- Challenge -
Write out the records that appear below, verbatim and complete, but without pictures.

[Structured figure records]

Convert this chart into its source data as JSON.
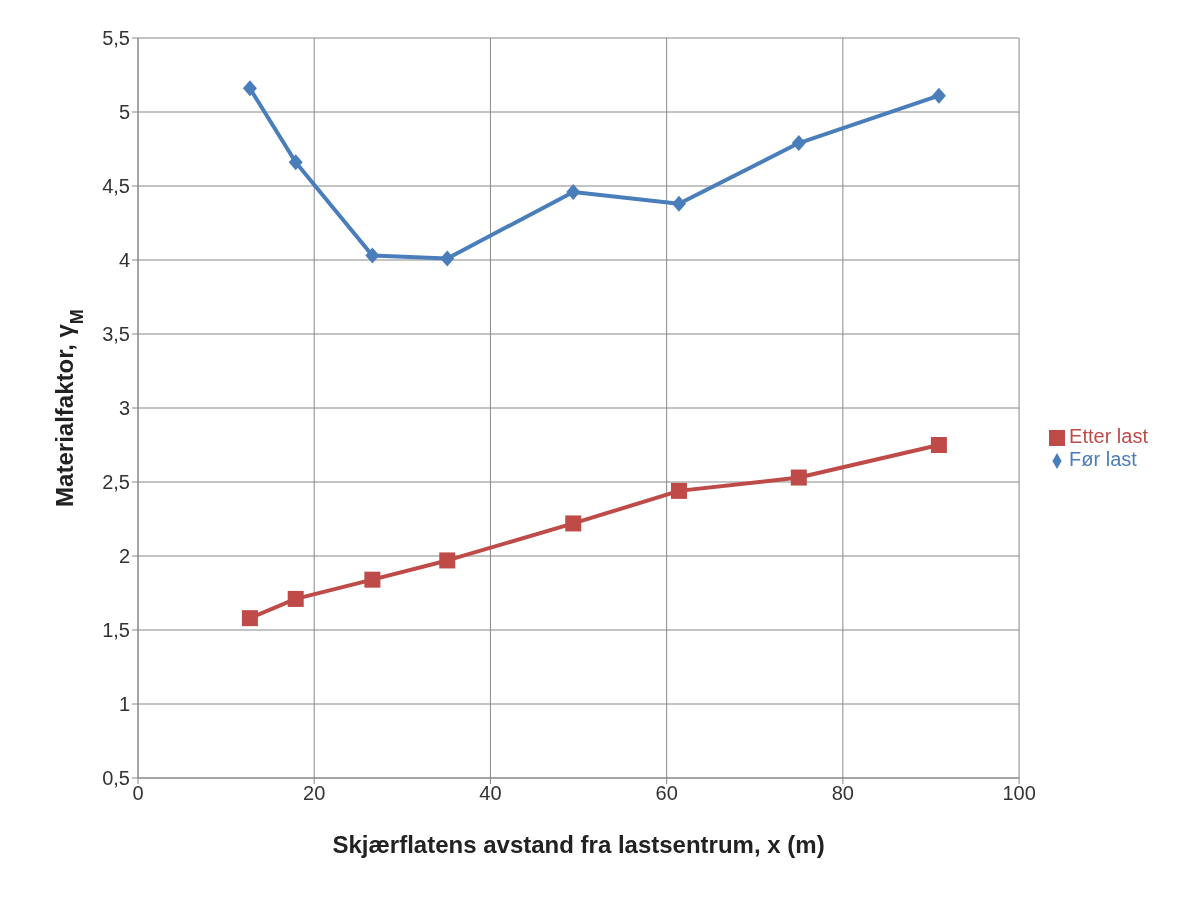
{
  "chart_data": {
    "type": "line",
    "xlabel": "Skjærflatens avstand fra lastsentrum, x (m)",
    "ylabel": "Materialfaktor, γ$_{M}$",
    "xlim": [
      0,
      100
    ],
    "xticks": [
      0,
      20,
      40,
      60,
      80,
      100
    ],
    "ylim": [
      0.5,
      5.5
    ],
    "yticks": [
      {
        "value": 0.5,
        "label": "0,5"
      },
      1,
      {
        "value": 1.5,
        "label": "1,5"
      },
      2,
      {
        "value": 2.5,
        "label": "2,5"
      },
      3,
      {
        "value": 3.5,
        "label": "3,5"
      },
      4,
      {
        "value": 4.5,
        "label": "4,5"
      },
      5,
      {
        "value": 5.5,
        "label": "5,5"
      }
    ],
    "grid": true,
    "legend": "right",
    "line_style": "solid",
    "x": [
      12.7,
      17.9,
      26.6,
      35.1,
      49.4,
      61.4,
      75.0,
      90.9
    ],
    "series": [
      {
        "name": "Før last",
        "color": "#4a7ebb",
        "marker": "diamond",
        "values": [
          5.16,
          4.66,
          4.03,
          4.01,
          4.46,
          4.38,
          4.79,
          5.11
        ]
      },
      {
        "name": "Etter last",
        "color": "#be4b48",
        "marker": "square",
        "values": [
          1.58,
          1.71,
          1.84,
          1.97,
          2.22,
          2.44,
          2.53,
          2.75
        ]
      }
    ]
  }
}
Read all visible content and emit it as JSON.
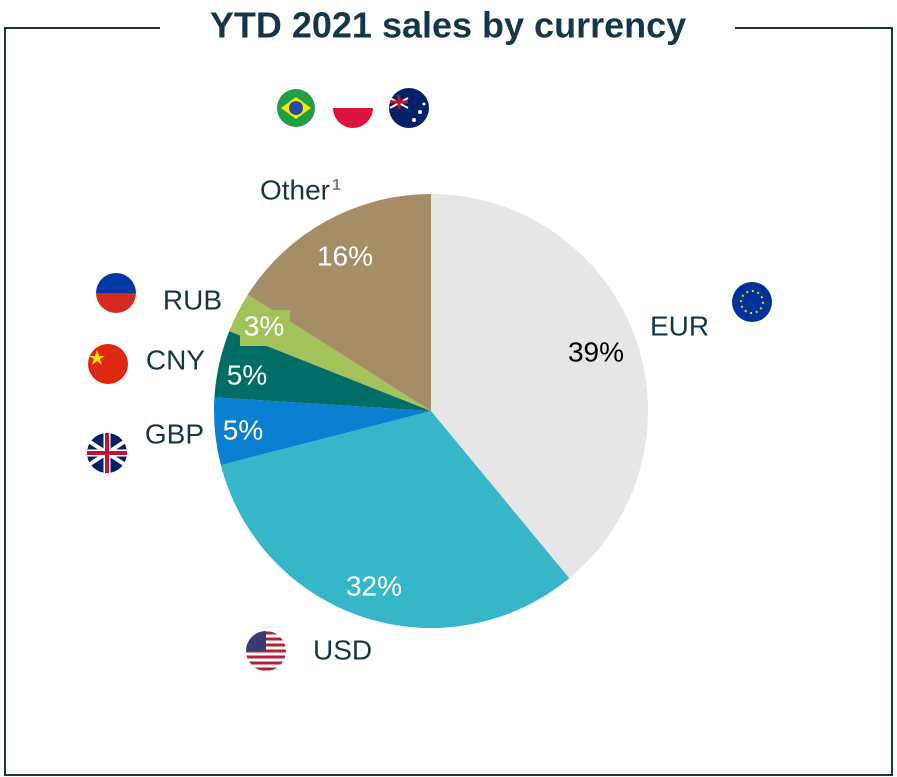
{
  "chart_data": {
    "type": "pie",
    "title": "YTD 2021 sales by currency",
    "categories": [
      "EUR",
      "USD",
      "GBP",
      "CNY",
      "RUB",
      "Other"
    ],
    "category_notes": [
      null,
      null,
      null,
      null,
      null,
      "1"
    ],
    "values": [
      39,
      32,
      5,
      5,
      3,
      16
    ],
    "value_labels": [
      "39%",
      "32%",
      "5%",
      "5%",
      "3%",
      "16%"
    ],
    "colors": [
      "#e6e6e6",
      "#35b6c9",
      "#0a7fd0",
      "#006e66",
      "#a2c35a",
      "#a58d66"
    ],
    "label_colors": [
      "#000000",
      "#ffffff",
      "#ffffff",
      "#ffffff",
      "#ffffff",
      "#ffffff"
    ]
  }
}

- Result of the exercise -
Convert this chart into its source data as JSON.
{
  "chart_data": {
    "type": "line",
    "xlabel": "Skjærflatens avstand fra lastsentrum, x (m)",
    "ylabel": "Materialfaktor, γ$_{M}$",
    "xlim": [
      0,
      100
    ],
    "xticks": [
      0,
      20,
      40,
      60,
      80,
      100
    ],
    "ylim": [
      0.5,
      5.5
    ],
    "yticks": [
      {
        "value": 0.5,
        "label": "0,5"
      },
      1,
      {
        "value": 1.5,
        "label": "1,5"
      },
      2,
      {
        "value": 2.5,
        "label": "2,5"
      },
      3,
      {
        "value": 3.5,
        "label": "3,5"
      },
      4,
      {
        "value": 4.5,
        "label": "4,5"
      },
      5,
      {
        "value": 5.5,
        "label": "5,5"
      }
    ],
    "grid": true,
    "legend": "right",
    "line_style": "solid",
    "x": [
      12.7,
      17.9,
      26.6,
      35.1,
      49.4,
      61.4,
      75.0,
      90.9
    ],
    "series": [
      {
        "name": "Før last",
        "color": "#4a7ebb",
        "marker": "diamond",
        "values": [
          5.16,
          4.66,
          4.03,
          4.01,
          4.46,
          4.38,
          4.79,
          5.11
        ]
      },
      {
        "name": "Etter last",
        "color": "#be4b48",
        "marker": "square",
        "values": [
          1.58,
          1.71,
          1.84,
          1.97,
          2.22,
          2.44,
          2.53,
          2.75
        ]
      }
    ]
  }
}
Read all visible content and emit it as JSON.
{
  "chart_data": {
    "type": "pie",
    "title": "YTD 2021 sales by currency",
    "categories": [
      "EUR",
      "USD",
      "GBP",
      "CNY",
      "RUB",
      "Other"
    ],
    "category_notes": [
      null,
      null,
      null,
      null,
      null,
      "1"
    ],
    "values": [
      39,
      32,
      5,
      5,
      3,
      16
    ],
    "value_labels": [
      "39%",
      "32%",
      "5%",
      "5%",
      "3%",
      "16%"
    ],
    "colors": [
      "#e6e6e6",
      "#35b6c9",
      "#0a7fd0",
      "#006e66",
      "#a2c35a",
      "#a58d66"
    ],
    "label_colors": [
      "#000000",
      "#ffffff",
      "#ffffff",
      "#ffffff",
      "#ffffff",
      "#ffffff"
    ]
  }
}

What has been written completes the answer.